**Objective:** Assemble all lines in which the string "this" appears.

[Records from a collection of figures]

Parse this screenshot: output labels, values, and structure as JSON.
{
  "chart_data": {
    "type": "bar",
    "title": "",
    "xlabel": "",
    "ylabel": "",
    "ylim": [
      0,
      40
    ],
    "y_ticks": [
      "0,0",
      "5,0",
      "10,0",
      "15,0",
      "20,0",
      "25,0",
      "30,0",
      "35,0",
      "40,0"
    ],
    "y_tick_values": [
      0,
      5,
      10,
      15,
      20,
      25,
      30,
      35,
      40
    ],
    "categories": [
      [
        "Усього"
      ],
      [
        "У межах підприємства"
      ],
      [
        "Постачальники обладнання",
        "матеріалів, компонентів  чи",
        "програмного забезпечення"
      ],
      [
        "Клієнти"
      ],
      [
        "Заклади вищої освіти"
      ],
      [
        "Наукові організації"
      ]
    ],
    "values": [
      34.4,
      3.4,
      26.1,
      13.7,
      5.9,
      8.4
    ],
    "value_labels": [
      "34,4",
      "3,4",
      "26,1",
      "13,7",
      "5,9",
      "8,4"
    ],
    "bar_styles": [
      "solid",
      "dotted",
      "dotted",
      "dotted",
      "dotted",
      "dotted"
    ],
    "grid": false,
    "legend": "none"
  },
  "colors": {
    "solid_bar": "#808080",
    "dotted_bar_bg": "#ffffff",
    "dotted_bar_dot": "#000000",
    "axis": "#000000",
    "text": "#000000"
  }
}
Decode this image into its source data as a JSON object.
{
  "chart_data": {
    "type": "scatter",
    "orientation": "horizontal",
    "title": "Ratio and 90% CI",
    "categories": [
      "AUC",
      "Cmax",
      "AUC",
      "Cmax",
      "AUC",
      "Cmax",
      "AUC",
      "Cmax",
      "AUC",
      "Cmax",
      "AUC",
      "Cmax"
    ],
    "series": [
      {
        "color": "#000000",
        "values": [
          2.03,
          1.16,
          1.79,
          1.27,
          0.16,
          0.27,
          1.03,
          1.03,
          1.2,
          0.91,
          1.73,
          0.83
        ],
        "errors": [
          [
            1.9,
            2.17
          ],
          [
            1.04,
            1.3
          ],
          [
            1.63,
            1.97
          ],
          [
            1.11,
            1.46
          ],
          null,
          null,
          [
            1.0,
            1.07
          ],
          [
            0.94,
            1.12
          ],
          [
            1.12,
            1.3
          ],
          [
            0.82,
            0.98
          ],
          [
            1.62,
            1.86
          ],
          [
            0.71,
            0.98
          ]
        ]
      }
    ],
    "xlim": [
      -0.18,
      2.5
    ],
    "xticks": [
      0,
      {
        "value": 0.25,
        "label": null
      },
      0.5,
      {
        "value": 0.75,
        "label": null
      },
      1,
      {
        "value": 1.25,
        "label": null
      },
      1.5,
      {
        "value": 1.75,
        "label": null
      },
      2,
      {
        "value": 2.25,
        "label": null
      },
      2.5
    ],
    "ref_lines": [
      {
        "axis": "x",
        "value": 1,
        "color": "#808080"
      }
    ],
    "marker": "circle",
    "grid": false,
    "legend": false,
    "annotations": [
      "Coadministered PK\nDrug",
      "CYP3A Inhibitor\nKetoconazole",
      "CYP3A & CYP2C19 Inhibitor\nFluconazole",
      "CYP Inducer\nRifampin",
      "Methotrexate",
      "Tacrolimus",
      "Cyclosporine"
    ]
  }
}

**The output:**
Parse this screenshot: output labels, values, and structure as JSON.
Decode this image into its source data as a JSON object.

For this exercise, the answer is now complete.